## Start Records shown

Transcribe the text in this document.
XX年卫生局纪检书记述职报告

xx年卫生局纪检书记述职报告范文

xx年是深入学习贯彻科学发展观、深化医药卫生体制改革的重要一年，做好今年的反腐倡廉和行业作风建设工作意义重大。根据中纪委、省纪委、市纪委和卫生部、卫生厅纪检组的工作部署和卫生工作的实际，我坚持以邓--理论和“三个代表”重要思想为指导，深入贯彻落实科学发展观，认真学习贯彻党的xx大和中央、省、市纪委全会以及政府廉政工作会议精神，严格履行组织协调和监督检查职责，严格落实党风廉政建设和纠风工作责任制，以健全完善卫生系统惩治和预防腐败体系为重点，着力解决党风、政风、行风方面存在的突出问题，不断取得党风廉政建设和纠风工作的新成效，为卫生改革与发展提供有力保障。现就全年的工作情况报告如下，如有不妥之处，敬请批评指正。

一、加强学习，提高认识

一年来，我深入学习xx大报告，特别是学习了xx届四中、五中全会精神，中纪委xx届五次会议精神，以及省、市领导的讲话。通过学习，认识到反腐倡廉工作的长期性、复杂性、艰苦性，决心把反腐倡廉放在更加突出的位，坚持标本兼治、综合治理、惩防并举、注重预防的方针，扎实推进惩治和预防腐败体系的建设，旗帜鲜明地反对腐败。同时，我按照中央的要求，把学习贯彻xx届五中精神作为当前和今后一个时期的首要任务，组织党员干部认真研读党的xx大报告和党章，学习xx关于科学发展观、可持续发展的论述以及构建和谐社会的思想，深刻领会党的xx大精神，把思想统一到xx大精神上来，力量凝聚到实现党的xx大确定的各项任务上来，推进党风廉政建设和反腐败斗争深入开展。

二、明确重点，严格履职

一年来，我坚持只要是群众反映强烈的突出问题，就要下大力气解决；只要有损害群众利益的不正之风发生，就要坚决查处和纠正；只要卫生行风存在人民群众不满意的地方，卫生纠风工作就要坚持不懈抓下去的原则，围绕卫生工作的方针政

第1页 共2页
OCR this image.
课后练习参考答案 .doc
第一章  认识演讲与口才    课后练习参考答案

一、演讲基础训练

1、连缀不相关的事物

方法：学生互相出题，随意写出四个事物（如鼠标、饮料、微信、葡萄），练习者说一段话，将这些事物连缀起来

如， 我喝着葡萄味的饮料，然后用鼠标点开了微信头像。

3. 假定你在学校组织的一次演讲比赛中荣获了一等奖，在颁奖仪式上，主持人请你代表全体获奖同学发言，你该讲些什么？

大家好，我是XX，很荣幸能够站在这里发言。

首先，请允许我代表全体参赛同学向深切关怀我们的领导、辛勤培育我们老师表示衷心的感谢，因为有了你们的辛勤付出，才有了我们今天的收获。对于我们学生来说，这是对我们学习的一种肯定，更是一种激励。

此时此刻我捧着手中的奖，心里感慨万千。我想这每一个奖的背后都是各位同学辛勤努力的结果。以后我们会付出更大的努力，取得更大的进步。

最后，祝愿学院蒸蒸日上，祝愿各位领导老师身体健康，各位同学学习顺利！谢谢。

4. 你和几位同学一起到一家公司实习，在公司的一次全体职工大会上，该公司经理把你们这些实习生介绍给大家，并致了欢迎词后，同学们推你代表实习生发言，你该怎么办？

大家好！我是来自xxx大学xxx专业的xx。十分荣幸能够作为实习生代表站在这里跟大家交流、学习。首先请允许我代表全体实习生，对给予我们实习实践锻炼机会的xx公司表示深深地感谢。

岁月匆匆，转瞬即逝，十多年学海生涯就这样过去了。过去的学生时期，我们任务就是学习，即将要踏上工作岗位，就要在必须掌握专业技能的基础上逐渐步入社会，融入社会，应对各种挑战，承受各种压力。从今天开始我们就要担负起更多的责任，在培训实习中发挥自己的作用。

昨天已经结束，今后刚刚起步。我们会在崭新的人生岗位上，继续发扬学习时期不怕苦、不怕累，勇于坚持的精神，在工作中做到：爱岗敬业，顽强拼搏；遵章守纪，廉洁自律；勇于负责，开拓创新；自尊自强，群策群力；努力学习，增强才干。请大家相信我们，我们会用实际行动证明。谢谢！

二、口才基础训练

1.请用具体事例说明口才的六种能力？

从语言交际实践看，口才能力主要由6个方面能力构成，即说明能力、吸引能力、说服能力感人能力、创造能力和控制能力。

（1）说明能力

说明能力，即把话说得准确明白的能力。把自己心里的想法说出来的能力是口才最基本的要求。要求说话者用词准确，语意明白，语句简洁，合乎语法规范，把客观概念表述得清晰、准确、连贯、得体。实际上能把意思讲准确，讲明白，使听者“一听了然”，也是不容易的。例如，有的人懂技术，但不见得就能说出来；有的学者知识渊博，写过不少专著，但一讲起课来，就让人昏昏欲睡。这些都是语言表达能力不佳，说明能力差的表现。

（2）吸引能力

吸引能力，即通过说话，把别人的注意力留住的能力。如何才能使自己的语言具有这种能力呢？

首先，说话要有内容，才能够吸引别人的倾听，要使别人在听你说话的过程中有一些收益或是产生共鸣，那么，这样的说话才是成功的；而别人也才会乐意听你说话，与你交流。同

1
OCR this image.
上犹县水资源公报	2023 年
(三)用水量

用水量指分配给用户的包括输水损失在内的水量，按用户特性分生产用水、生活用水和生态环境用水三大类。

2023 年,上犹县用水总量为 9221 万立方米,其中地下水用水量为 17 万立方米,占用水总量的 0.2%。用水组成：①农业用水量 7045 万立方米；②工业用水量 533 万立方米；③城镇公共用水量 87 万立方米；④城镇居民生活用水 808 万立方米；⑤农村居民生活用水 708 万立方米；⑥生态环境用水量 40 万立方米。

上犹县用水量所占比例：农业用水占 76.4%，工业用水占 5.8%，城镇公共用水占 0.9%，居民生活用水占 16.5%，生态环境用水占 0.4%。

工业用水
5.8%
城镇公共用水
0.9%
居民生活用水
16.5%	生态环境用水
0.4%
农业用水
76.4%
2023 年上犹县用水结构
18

## End Records shown

* **Required work**
All of the entries should be written out again exactly.

* **Result**
Transcribe the text in this document.
XX年卫生局纪检书记述职报告

xx年卫生局纪检书记述职报告范文

xx年是深入学习贯彻科学发展观、深化医药卫生体制改革的重要一年，做好今年的反腐倡廉和行业作风建设工作意义重大。根据中纪委、省纪委、市纪委和卫生部、卫生厅纪检组的工作部署和卫生工作的实际，我坚持以邓--理论和“三个代表”重要思想为指导，深入贯彻落实科学发展观，认真学习贯彻党的xx大和中央、省、市纪委全会以及政府廉政工作会议精神，严格履行组织协调和监督检查职责，严格落实党风廉政建设和纠风工作责任制，以健全完善卫生系统惩治和预防腐败体系为重点，着力解决党风、政风、行风方面存在的突出问题，不断取得党风廉政建设和纠风工作的新成效，为卫生改革与发展提供有力保障。现就全年的工作情况报告如下，如有不妥之处，敬请批评指正。

一、加强学习，提高认识

一年来，我深入学习xx大报告，特别是学习了xx届四中、五中全会精神，中纪委xx届五次会议精神，以及省、市领导的讲话。通过学习，认识到反腐倡廉工作的长期性、复杂性、艰苦性，决心把反腐倡廉放在更加突出的位，坚持标本兼治、综合治理、惩防并举、注重预防的方针，扎实推进惩治和预防腐败体系的建设，旗帜鲜明地反对腐败。同时，我按照中央的要求，把学习贯彻xx届五中精神作为当前和今后一个时期的首要任务，组织党员干部认真研读党的xx大报告和党章，学习xx关于科学发展观、可持续发展的论述以及构建和谐社会的思想，深刻领会党的xx大精神，把思想统一到xx大精神上来，力量凝聚到实现党的xx大确定的各项任务上来，推进党风廉政建设和反腐败斗争深入开展。

二、明确重点，严格履职

一年来，我坚持只要是群众反映强烈的突出问题，就要下大力气解决；只要有损害群众利益的不正之风发生，就要坚决查处和纠正；只要卫生行风存在人民群众不满意的地方，卫生纠风工作就要坚持不懈抓下去的原则，围绕卫生工作的方针政

第1页 共2页
OCR this image.
课后练习参考答案 .doc
第一章  认识演讲与口才    课后练习参考答案

一、演讲基础训练

1、连缀不相关的事物

方法：学生互相出题，随意写出四个事物（如鼠标、饮料、微信、葡萄），练习者说一段话，将这些事物连缀起来

如， 我喝着葡萄味的饮料，然后用鼠标点开了微信头像。

3. 假定你在学校组织的一次演讲比赛中荣获了一等奖，在颁奖仪式上，主持人请你代表全体获奖同学发言，你该讲些什么？

大家好，我是XX，很荣幸能够站在这里发言。

首先，请允许我代表全体参赛同学向深切关怀我们的领导、辛勤培育我们老师表示衷心的感谢，因为有了你们的辛勤付出，才有了我们今天的收获。对于我们学生来说，这是对我们学习的一种肯定，更是一种激励。

此时此刻我捧着手中的奖，心里感慨万千。我想这每一个奖的背后都是各位同学辛勤努力的结果。以后我们会付出更大的努力，取得更大的进步。

最后，祝愿学院蒸蒸日上，祝愿各位领导老师身体健康，各位同学学习顺利！谢谢。

4. 你和几位同学一起到一家公司实习，在公司的一次全体职工大会上，该公司经理把你们这些实习生介绍给大家，并致了欢迎词后，同学们推你代表实习生发言，你该怎么办？

大家好！我是来自xxx大学xxx专业的xx。十分荣幸能够作为实习生代表站在这里跟大家交流、学习。首先请允许我代表全体实习生，对给予我们实习实践锻炼机会的xx公司表示深深地感谢。

岁月匆匆，转瞬即逝，十多年学海生涯就这样过去了。过去的学生时期，我们任务就是学习，即将要踏上工作岗位，就要在必须掌握专业技能的基础上逐渐步入社会，融入社会，应对各种挑战，承受各种压力。从今天开始我们就要担负起更多的责任，在培训实习中发挥自己的作用。

昨天已经结束，今后刚刚起步。我们会在崭新的人生岗位上，继续发扬学习时期不怕苦、不怕累，勇于坚持的精神，在工作中做到：爱岗敬业，顽强拼搏；遵章守纪，廉洁自律；勇于负责，开拓创新；自尊自强，群策群力；努力学习，增强才干。请大家相信我们，我们会用实际行动证明。谢谢！

二、口才基础训练

1.请用具体事例说明口才的六种能力？

从语言交际实践看，口才能力主要由6个方面能力构成，即说明能力、吸引能力、说服能力感人能力、创造能力和控制能力。

（1）说明能力

说明能力，即把话说得准确明白的能力。把自己心里的想法说出来的能力是口才最基本的要求。要求说话者用词准确，语意明白，语句简洁，合乎语法规范，把客观概念表述得清晰、准确、连贯、得体。实际上能把意思讲准确，讲明白，使听者“一听了然”，也是不容易的。例如，有的人懂技术，但不见得就能说出来；有的学者知识渊博，写过不少专著，但一讲起课来，就让人昏昏欲睡。这些都是语言表达能力不佳，说明能力差的表现。

（2）吸引能力

吸引能力，即通过说话，把别人的注意力留住的能力。如何才能使自己的语言具有这种能力呢？

首先，说话要有内容，才能够吸引别人的倾听，要使别人在听你说话的过程中有一些收益或是产生共鸣，那么，这样的说话才是成功的；而别人也才会乐意听你说话，与你交流。同

1
OCR this image.
上犹县水资源公报	2023 年
(三)用水量

用水量指分配给用户的包括输水损失在内的水量，按用户特性分生产用水、生活用水和生态环境用水三大类。

2023 年,上犹县用水总量为 9221 万立方米,其中地下水用水量为 17 万立方米,占用水总量的 0.2%。用水组成：①农业用水量 7045 万立方米；②工业用水量 533 万立方米；③城镇公共用水量 87 万立方米；④城镇居民生活用水 808 万立方米；⑤农村居民生活用水 708 万立方米；⑥生态环境用水量 40 万立方米。

上犹县用水量所占比例：农业用水占 76.4%，工业用水占 5.8%，城镇公共用水占 0.9%，居民生活用水占 16.5%，生态环境用水占 0.4%。

工业用水
5.8%
城镇公共用水
0.9%
居民生活用水
16.5%	生态环境用水
0.4%
农业用水
76.4%
2023 年上犹县用水结构
18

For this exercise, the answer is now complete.